## [Problem]
Continue the face anti-spoofing package documentation below from the point where it stops.

## [Provided passage]
If you use this package and/or its results, please cite the following
publications:
1. The original paper with the counter-measure explained in details::
@inproceedings{Anjos_IJCB_2011,
author = {Anjos, Andr{\'{e}} and Marcel, S{\'{e}}bastien},
keywords = {Attack, Counter-Measures, Counter-Spoofing, Disguise, Dishonest Acts, Face Recognition, Face Verification, Forgery, Liveness Detection, Replay, Spoofing, Trick},
month = oct,
title = {Counter-Measures to Photo Attacks in Face Recognition: a public database and a baseline},
booktitle = {International Joint Conference on Biometrics 2011},
year = {2011},
url = {http://publications.idiap.ch/downloads/papers/2011/Anjos_IJCB_2011.pdf}
}
2. Bob as the core framework used to run the experiments::
@inproceedings{Anjos_ACMMM_2012,
author = {A. Anjos and L. El Shafey and R. Wallace and M. G\"unther and C. McCool and S. Marcel},
title = {Bob: a free signal processing and machine learning toolbox for researchers},
year = {2012},
month = oct,
booktitle = {20th ACM Conference on Multimedia Systems (ACMMM), Nara, Japan},
publisher = {ACM Press},
url = {http://publications.idiap.ch/downloads/papers/2012/Anjos_Bob_ACMMM12.pdf},
}
3. If you decide to use the REPLAY-ATTACK database, you should also mention the
following paper, where it is introduced::
@inproceedings{Chingovska_BIOSIG_2012,
author = {Chingovska, Ivana and Anjos, Andr{\'{e}} and Marcel, S{\'{e}}bastien},
keywords = {Attack, Counter-Measures, Counter-Spoofing, Face Recognition, Liveness Detection, Replay, Spoofing},
month = sep,
title = {On the Effectiveness of Local Binary Patterns in Face Anti-spoofing},
booktitle = {IEEE Biometrics Special Interest Group},
year = {2012},
url = {http://publications.idiap.ch/downloads/papers/2012/Chingovska_IEEEBIOSIG2012_2012.pdf},
}
If you wish to report problems or improvements concerning this code, please
contact the authors of the above mentioned papers.
Raw data
--------
This method was originally conceived to work with the `the PRINT-ATTACK
database <https://www.idiap.ch/dataset/printattack>`_, but has since evolved to
work with the whole of the `the REPLAY-ATTACK database
<https://www.idiap.ch/dataset/replayattack>`_, which is a super-set of the
PRINT-ATTACK database. You are allowed to select protocols in each of the
applications described in this manual. To generate the results for the paper,
just select `print` as protocol option where necessary. Detailed comments about
specific results or tables are given where required.

[Records of where items appear]
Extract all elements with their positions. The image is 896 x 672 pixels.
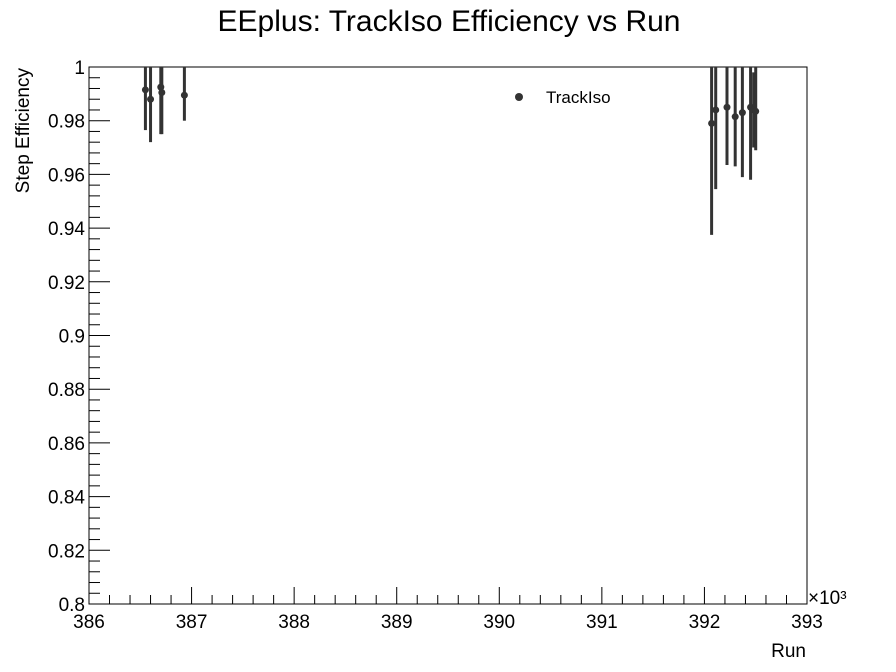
x-tick-label: 391 bbox=[586, 612, 618, 633]
data-point bbox=[731, 113, 739, 121]
x-tick-label: 390 bbox=[483, 612, 515, 633]
y-tick-label: 0.88 bbox=[48, 380, 85, 401]
y-axis-title: Step Efficiency bbox=[13, 68, 34, 194]
x-tick-label: 388 bbox=[278, 612, 310, 633]
data-point bbox=[141, 86, 149, 94]
x-tick-label: 389 bbox=[381, 612, 413, 633]
data-point bbox=[712, 106, 720, 114]
x-tick-label: 393 bbox=[791, 612, 823, 633]
x-axis-multiplier: ×10³ bbox=[808, 588, 847, 609]
y-tick-label: 0.86 bbox=[48, 434, 85, 455]
plot-frame bbox=[88, 66, 808, 605]
legend-label: TrackIso bbox=[546, 88, 611, 107]
y-tick-label: 1 bbox=[74, 58, 85, 79]
x-tick-label: 386 bbox=[73, 612, 105, 633]
legend: TrackIso bbox=[515, 88, 611, 107]
data-point bbox=[752, 107, 760, 115]
data-point bbox=[180, 91, 188, 99]
x-tick-label: 392 bbox=[689, 612, 721, 633]
x-axis-ticks bbox=[88, 587, 808, 604]
data-point bbox=[158, 89, 166, 97]
y-tick-label: 0.9 bbox=[59, 327, 85, 348]
y-tick-label: 0.96 bbox=[48, 165, 85, 186]
y-tick-label: 0.92 bbox=[48, 273, 85, 294]
x-axis-tick-labels: 386 387 388 389 390 391 392 393 bbox=[73, 612, 823, 633]
y-tick-label: 0.82 bbox=[48, 541, 85, 562]
legend-marker bbox=[515, 93, 523, 101]
data-points bbox=[141, 67, 760, 235]
chart-title: EEplus: TrackIso Efficiency vs Run bbox=[218, 5, 681, 38]
y-axis-ticks bbox=[89, 66, 110, 605]
data-point bbox=[708, 119, 716, 127]
x-axis-title: Run bbox=[771, 641, 806, 662]
x-tick-label: 387 bbox=[176, 612, 208, 633]
y-tick-label: 0.8 bbox=[59, 595, 85, 616]
y-axis-tick-labels: 0.8 0.82 0.84 0.86 0.88 0.9 0.92 0.94 0.96 0.98 1 bbox=[48, 58, 85, 616]
y-tick-label: 0.94 bbox=[48, 219, 85, 240]
data-point bbox=[147, 95, 155, 103]
data-point bbox=[723, 103, 731, 111]
y-tick-label: 0.98 bbox=[48, 112, 85, 133]
y-tick-label: 0.84 bbox=[48, 488, 85, 509]
data-point bbox=[738, 109, 746, 117]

## [Exercise output]
The data used in the paper is publicly available and should be downloaded and
installed **prior** to try using the programs described in this package. The
root directory of the database installation is used by the first program in the
Antispoofing-Motion toolchain.
Installation
------------
.. note::
If you are reading this page through our GitHub portal and not through PyPI,
note **the development tip of the package may not be stable** or become
unstable in a matter of moments.
Go to `http://pypi.python.org/pypi/antispoofing.motion
<http://pypi.python.org/pypi/antispoofing.motion>`_ to download the latest
stable version of this package. Then, extract the .zip file to a folder of your choice.
The ``antispoofing.motion`` package is a satellite package of the free signal processing and machine learning library Bob_. This dependency has to be downloaded manually. This version of the package depends on Bob_ version 2 or greater. To install `packages of Bob <https://github.com/idiap/bob/wiki/Packages>`_, please read the `Installation Instructions <https://github.com/idiap/bob/wiki/Installation>`_. For Bob_ to be able to work properly, some dependent Bob packages are required to be installed. Please make sure that you have read the Dependencies for your operating system.
The most simple solution is to download and extract ``antispoofing.motion`` package, then to go to the console and write::
$ cd antispoofing.motion
$ python bootstrap-buildout.py
$ bin/buildout
This will download all required dependent Bob_ and other packages and install them locally.
User Guide
----------
It is assumed you have followed the installation instructions for the package
and got this package installed and the REPLAY-ATTACK (or PRINT-ATTACK) database
downloaded and uncompressed in a directory to which you have read access.
Through this manual, we will call this directory ``/root/of/database``. That
would be the directory that *contains* the sub-directories ``train``, ``test``,
``devel`` and ``face-locations``.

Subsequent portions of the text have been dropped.